#### Exercise requirements:
Reproduce every entry that follows word for word, but omit the images.

#### Data to use:
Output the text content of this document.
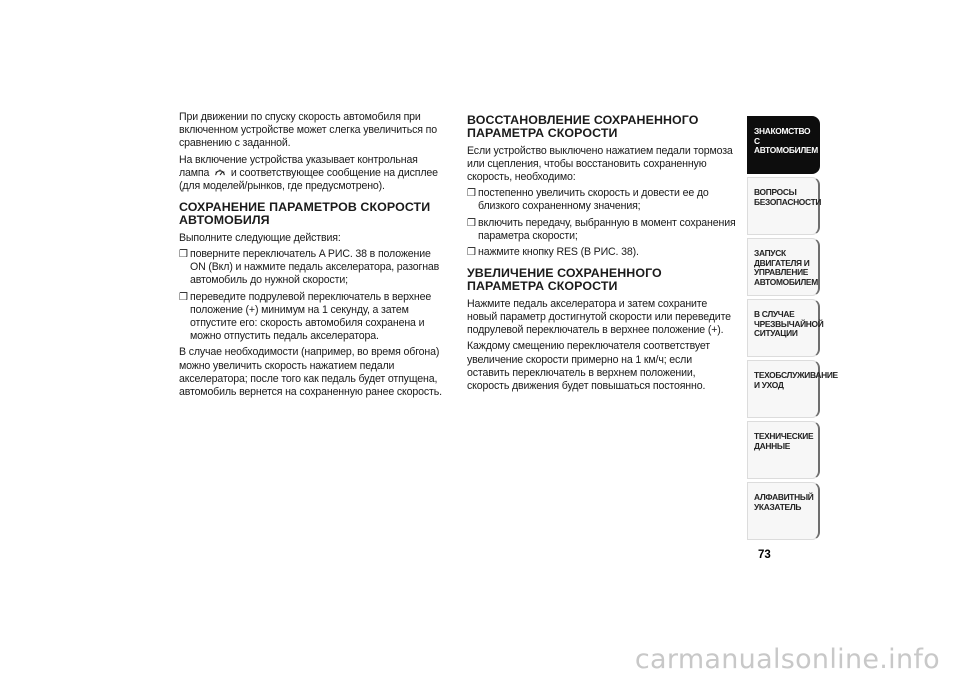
При движении по спуску скорость автомобиля при включенном устройстве может слегка увеличиться по сравнению с заданной.

На включение устройства указывает контрольная лампа и соответствующее сообщение на дисплее (для моделей/рынков, где предусмотрено).

СОХРАНЕНИЕ ПАРАМЕТРОВ СКОРОСТИ АВТОМОБИЛЯ

Выполните следующие действия:

❒ поверните переключатель A РИС. 38 в положение ON (Вкл) и нажмите педаль акселератора, разогнав автомобиль до нужной скорости;
❒ переведите подрулевой переключатель в верхнее положение (+) минимум на 1 секунду, а затем отпустите его: скорость автомобиля сохранена и можно отпустить педаль акселератора.

В случае необходимости (например, во время обгона) можно увеличить скорость нажатием педали акселератора; после того как педаль будет отпущена, автомобиль вернется на сохраненную ранее скорость.

ВОССТАНОВЛЕНИЕ СОХРАНЕННОГО ПАРАМЕТРА СКОРОСТИ

Если устройство выключено нажатием педали тормоза или сцепления, чтобы восстановить сохраненную скорость, необходимо:

❒ постепенно увеличить скорость и довести ее до близкого сохраненному значения;
❒ включить передачу, выбранную в момент сохранения параметра скорости;
❒ нажмите кнопку RES (В РИС. 38).
УВЕЛИЧЕНИЕ СОХРАНЕННОГО ПАРАМЕТРА СКОРОСТИ

Нажмите педаль акселератора и затем сохраните новый параметр достигнутой скорости или переведите подрулевой переключатель в верхнее положение (+).

Каждому смещению переключателя соответствует увеличение скорости примерно на 1 км/ч; если оставить переключатель в верхнем положении, скорость движения будет повышаться постоянно.

ЗНАКОМСТВО С
АВТОМОБИЛЕМ
ВОПРОСЫ
БЕЗОПАСНОСТИ
ЗАПУСК ДВИГАТЕЛЯ И
УПРАВЛЕНИЕ
АВТОМОБИЛЕМ
В СЛУЧАЕ
ЧРЕЗВЫЧАЙНОЙ
СИТУАЦИИ
ТЕХОБСЛУЖИВАНИЕ
И УХОД
ТЕХНИЧЕСКИЕ
ДАННЫЕ
АЛФАВИТНЫЙ
УКАЗАТЕЛЬ
73
carmanualsonline.info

#### Task response:
Output the text content of this document.
При движении по спуску скорость автомобиля при включенном устройстве может слегка увеличиться по сравнению с заданной.

На включение устройства указывает контрольная лампа и соответствующее сообщение на дисплее (для моделей/рынков, где предусмотрено).

СОХРАНЕНИЕ ПАРАМЕТРОВ СКОРОСТИ АВТОМОБИЛЯ

Выполните следующие действия:

❒ поверните переключатель A РИС. 38 в положение ON (Вкл) и нажмите педаль акселератора, разогнав автомобиль до нужной скорости;
❒ переведите подрулевой переключатель в верхнее положение (+) минимум на 1 секунду, а затем отпустите его: скорость автомобиля сохранена и можно отпустить педаль акселератора.

В случае необходимости (например, во время обгона) можно увеличить скорость нажатием педали акселератора; после того как педаль будет отпущена, автомобиль вернется на сохраненную ранее скорость.

ВОССТАНОВЛЕНИЕ СОХРАНЕННОГО ПАРАМЕТРА СКОРОСТИ

Если устройство выключено нажатием педали тормоза или сцепления, чтобы восстановить сохраненную скорость, необходимо:

❒ постепенно увеличить скорость и довести ее до близкого сохраненному значения;
❒ включить передачу, выбранную в момент сохранения параметра скорости;
❒ нажмите кнопку RES (В РИС. 38).
УВЕЛИЧЕНИЕ СОХРАНЕННОГО ПАРАМЕТРА СКОРОСТИ

Нажмите педаль акселератора и затем сохраните новый параметр достигнутой скорости или переведите подрулевой переключатель в верхнее положение (+).

Каждому смещению переключателя соответствует увеличение скорости примерно на 1 км/ч; если оставить переключатель в верхнем положении, скорость движения будет повышаться постоянно.

ЗНАКОМСТВО С
АВТОМОБИЛЕМ
ВОПРОСЫ
БЕЗОПАСНОСТИ
ЗАПУСК ДВИГАТЕЛЯ И
УПРАВЛЕНИЕ
АВТОМОБИЛЕМ
В СЛУЧАЕ
ЧРЕЗВЫЧАЙНОЙ
СИТУАЦИИ
ТЕХОБСЛУЖИВАНИЕ
И УХОД
ТЕХНИЧЕСКИЕ
ДАННЫЕ
АЛФАВИТНЫЙ
УКАЗАТЕЛЬ
73
carmanualsonline.info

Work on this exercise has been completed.